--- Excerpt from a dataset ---
########

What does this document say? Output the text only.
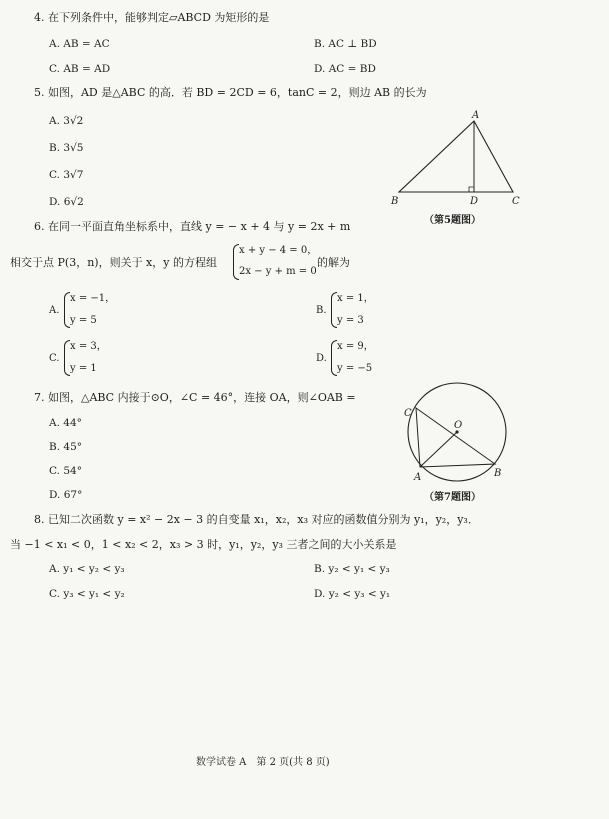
4. 在下列条件中，能够判定▱ABCD 为矩形的是
A. AB = AC	B. AC ⊥ BD
C. AB = AD	D. AC = BD
5. 如图，AD 是△ABC 的高．若 BD = 2CD = 6，tanC = 2，则边 AB 的长为
A. 3√2
B. 3√5
C. 3√7
D. 6√2
A
B	D	C
（第5题图）
6. 在同一平面直角坐标系中，直线 y = − x + 4 与 y = 2x + m
相交于点 P(3，n)，则关于 x，y 的方程组
x + y − 4 = 0，
2x − y + m = 0
的解为
A.
x = −1，
y = 5
B.
x = 1，
y = 3
C.
x = 3，
y = 1
D.
x = 9，
y = −5
7. 如图，△ABC 内接于⊙O，∠C = 46°，连接 OA，则∠OAB =
A. 44°
B. 45°
C. 54°
D. 67°
C
O
A	B
（第7题图）
8. 已知二次函数 y = x² − 2x − 3 的自变量 x₁，x₂，x₃ 对应的函数值分别为 y₁，y₂，y₃．
当 −1 < x₁ < 0，1 < x₂ < 2，x₃ > 3 时，y₁，y₂，y₃ 三者之间的大小关系是
A. y₁ < y₂ < y₃	B. y₂ < y₁ < y₃
C. y₃ < y₁ < y₂	D. y₂ < y₃ < y₁
数学试卷 A　第 2 页(共 8 页)
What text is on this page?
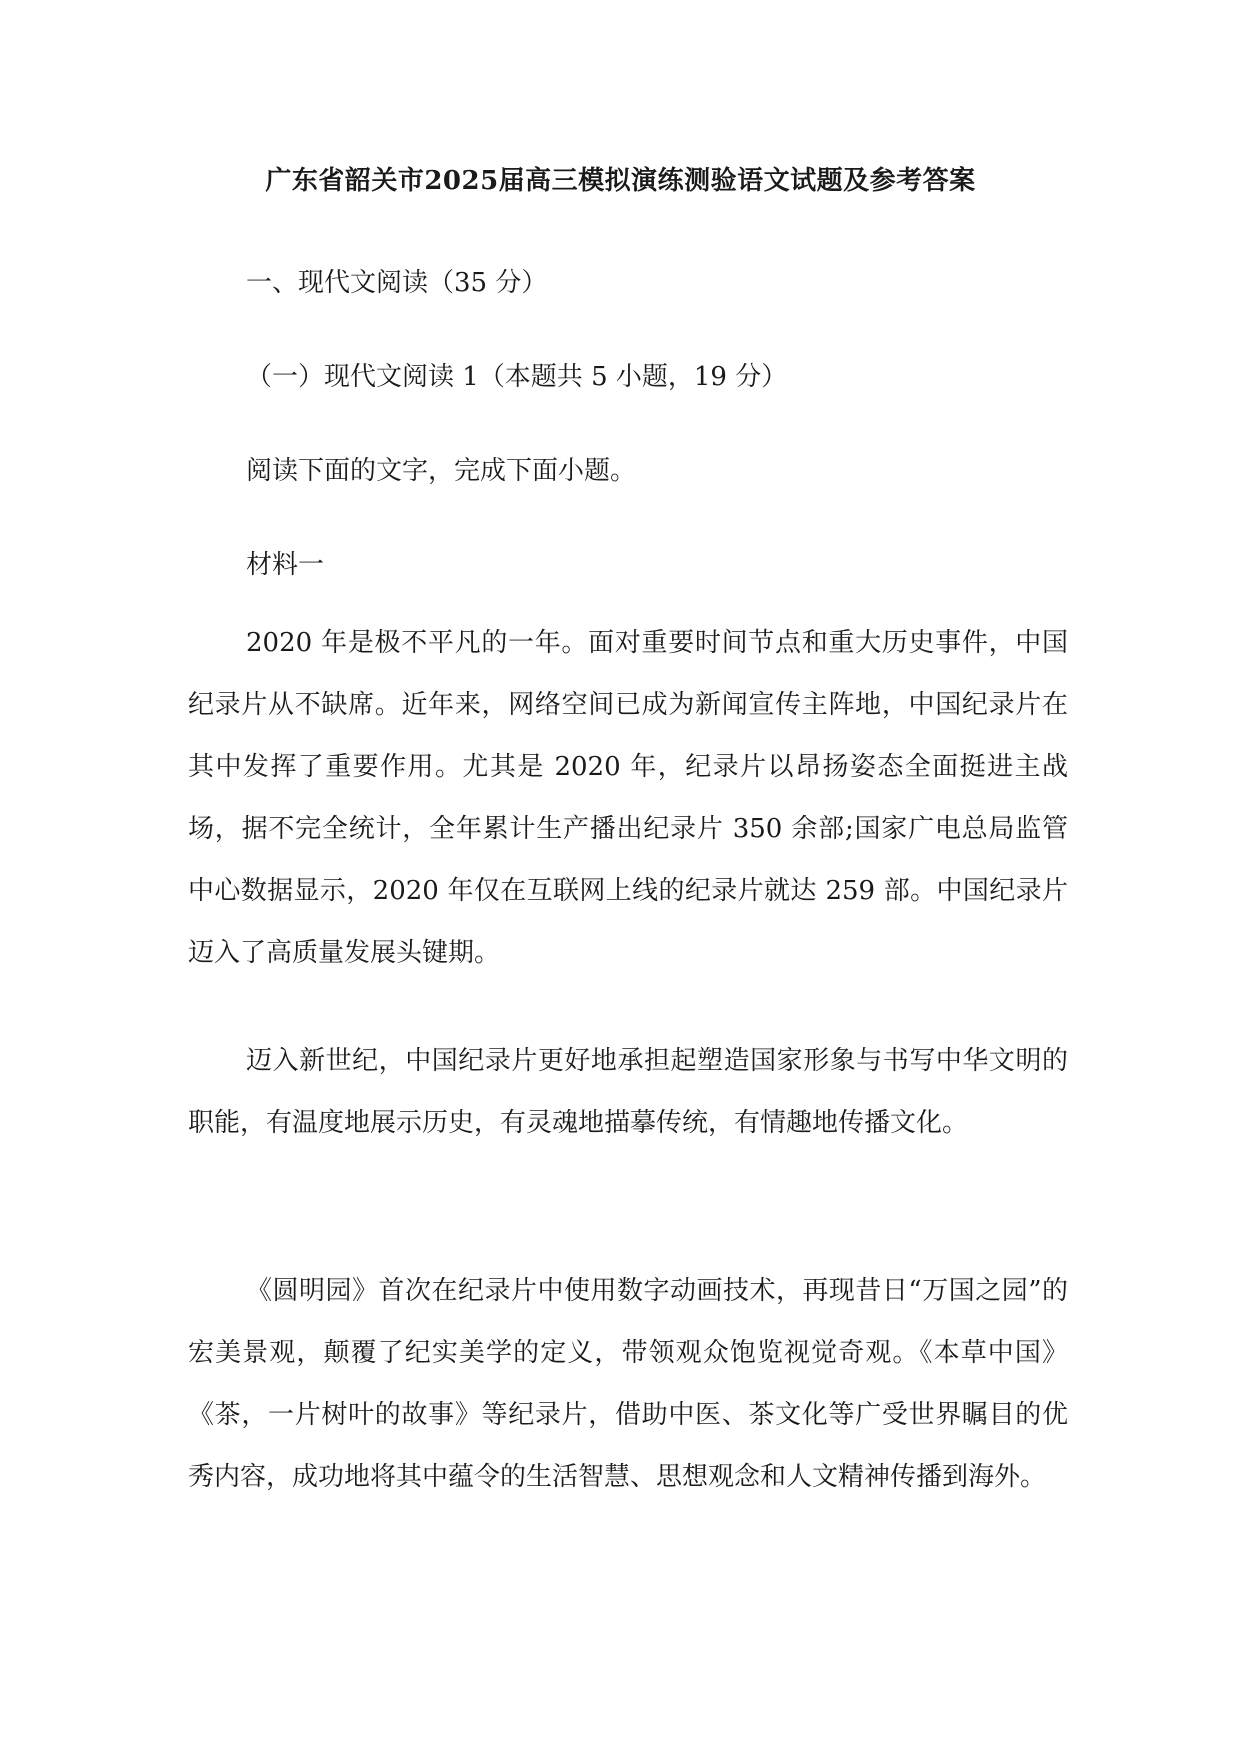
广东省韶关市2025届高三模拟演练测验语文试题及参考答案
一、现代文阅读（35 分）
（一）现代文阅读 1（本题共 5 小题，19 分）
阅读下面的文字，完成下面小题。
材料一
2020 年是极不平凡的一年。面对重要时间节点和重大历史事件，中国纪录片从不缺席。近年来，网络空间已成为新闻宣传主阵地，中国纪录片在其中发挥了重要作用。尤其是 2020 年，纪录片以昂扬姿态全面挺进主战场，据不完全统计，全年累计生产播出纪录片 350 余部;国家广电总局监管中心数据显示，2020 年仅在互联网上线的纪录片就达 259 部。中国纪录片迈入了高质量发展头键期。
迈入新世纪，中国纪录片更好地承担起塑造国家形象与书写中华文明的职能，有温度地展示历史，有灵魂地描摹传统，有情趣地传播文化。
《圆明园》首次在纪录片中使用数字动画技术，再现昔日“万国之园”的宏美景观，颠覆了纪实美学的定义，带领观众饱览视觉奇观。《本草中国》《茶，一片树叶的故事》等纪录片，借助中医、茶文化等广受世界瞩目的优秀内容，成功地将其中蕴令的生活智慧、思想观念和人文精神传播到海外。
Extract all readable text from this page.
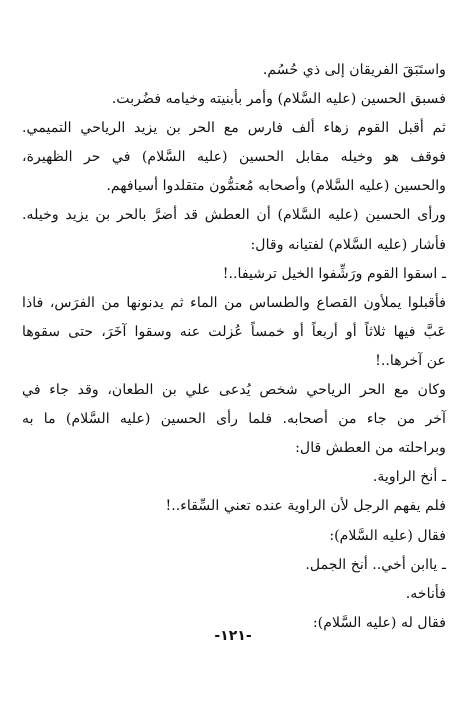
واستَبَقَ الفريقان إلى ذي حُسُم.
فسبق الحسين (عليه السَّلام) وأمر بأبنيته وخيامه فضُربت.
ثم أقبل القوم زهاء ألف فارس مع الحر بن يزيد الرياحي التميمي.
فوقف هو وخيله مقابل الحسين (عليه السَّلام) في حر الظهيرة،
والحسين (عليه السَّلام) وأصحابه مُعتمُّون متقلدوا أسيافهم.
ورأى الحسين (عليه السَّلام) أن العطش قد أضرَّ بالحر بن يزيد وخيله.
فأشار (عليه السَّلام) لفتيانه وقال:
ـ اسقوا القوم ورَشِّفوا الخيل ترشيفا..!
فأقبلوا يملأون القصاع والطساس من الماء ثم يدنونها من الفرَس، فاذا
عَبَّ فيها ثلاثاً أو أربعاً أو خمساً عُزلت عنه وسقوا آخَرَ، حتى سقوها
عن آخرها..!
وكان مع الحر الرياحي شخص يُدعى علي بن الطعان، وقد جاء في
آخر من جاء من أصحابه. فلما رأى الحسين (عليه السَّلام) ما به
وبراحلته من العطش قال:
ـ أنخ الراوية.
فلم يفهم الرجل لأن الراوية عنده تعني السِّقاء..!
فقال (عليه السَّلام):
ـ ياابن أخي.. أنخ الجمل.
فأناخه.
فقال له (عليه السَّلام):
-١٢١-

########

--- Task brief ---
Omit the pictures. Output every record above word for word.

--- Reply to the task ---
What does this document say? Output the text only.
4. 在下列条件中，能够判定▱ABCD 为矩形的是
A. AB = AC	B. AC ⊥ BD
C. AB = AD	D. AC = BD
5. 如图，AD 是△ABC 的高．若 BD = 2CD = 6，tanC = 2，则边 AB 的长为
A. 3√2
B. 3√5
C. 3√7
D. 6√2
A
B	D	C
（第5题图）
6. 在同一平面直角坐标系中，直线 y = − x + 4 与 y = 2x + m
相交于点 P(3，n)，则关于 x，y 的方程组
x + y − 4 = 0，
2x − y + m = 0
的解为
A.
x = −1，
y = 5
B.
x = 1，
y = 3
C.
x = 3，
y = 1
D.
x = 9，
y = −5
7. 如图，△ABC 内接于⊙O，∠C = 46°，连接 OA，则∠OAB =
A. 44°
B. 45°
C. 54°
D. 67°
C
O
A	B
（第7题图）
8. 已知二次函数 y = x² − 2x − 3 的自变量 x₁，x₂，x₃ 对应的函数值分别为 y₁，y₂，y₃．
当 −1 < x₁ < 0，1 < x₂ < 2，x₃ > 3 时，y₁，y₂，y₃ 三者之间的大小关系是
A. y₁ < y₂ < y₃	B. y₂ < y₁ < y₃
C. y₃ < y₁ < y₂	D. y₂ < y₃ < y₁
数学试卷 A　第 2 页(共 8 页)
What text is on this page?
广东省韶关市2025届高三模拟演练测验语文试题及参考答案
一、现代文阅读（35 分）
（一）现代文阅读 1（本题共 5 小题，19 分）
阅读下面的文字，完成下面小题。
材料一
2020 年是极不平凡的一年。面对重要时间节点和重大历史事件，中国纪录片从不缺席。近年来，网络空间已成为新闻宣传主阵地，中国纪录片在其中发挥了重要作用。尤其是 2020 年，纪录片以昂扬姿态全面挺进主战场，据不完全统计，全年累计生产播出纪录片 350 余部;国家广电总局监管中心数据显示，2020 年仅在互联网上线的纪录片就达 259 部。中国纪录片迈入了高质量发展头键期。
迈入新世纪，中国纪录片更好地承担起塑造国家形象与书写中华文明的职能，有温度地展示历史，有灵魂地描摹传统，有情趣地传播文化。
《圆明园》首次在纪录片中使用数字动画技术，再现昔日“万国之园”的宏美景观，颠覆了纪实美学的定义，带领观众饱览视觉奇观。《本草中国》《茶，一片树叶的故事》等纪录片，借助中医、茶文化等广受世界瞩目的优秀内容，成功地将其中蕴令的生活智慧、思想观念和人文精神传播到海外。
Extract all readable text from this page.
واستَبَقَ الفريقان إلى ذي حُسُم.
فسبق الحسين (عليه السَّلام) وأمر بأبنيته وخيامه فضُربت.
ثم أقبل القوم زهاء ألف فارس مع الحر بن يزيد الرياحي التميمي.
فوقف هو وخيله مقابل الحسين (عليه السَّلام) في حر الظهيرة،
والحسين (عليه السَّلام) وأصحابه مُعتمُّون متقلدوا أسيافهم.
ورأى الحسين (عليه السَّلام) أن العطش قد أضرَّ بالحر بن يزيد وخيله.
فأشار (عليه السَّلام) لفتيانه وقال:
ـ اسقوا القوم ورَشِّفوا الخيل ترشيفا..!
فأقبلوا يملأون القصاع والطساس من الماء ثم يدنونها من الفرَس، فاذا
عَبَّ فيها ثلاثاً أو أربعاً أو خمساً عُزلت عنه وسقوا آخَرَ، حتى سقوها
عن آخرها..!
وكان مع الحر الرياحي شخص يُدعى علي بن الطعان، وقد جاء في
آخر من جاء من أصحابه. فلما رأى الحسين (عليه السَّلام) ما به
وبراحلته من العطش قال:
ـ أنخ الراوية.
فلم يفهم الرجل لأن الراوية عنده تعني السِّقاء..!
فقال (عليه السَّلام):
ـ ياابن أخي.. أنخ الجمل.
فأناخه.
فقال له (عليه السَّلام):
-١٢١-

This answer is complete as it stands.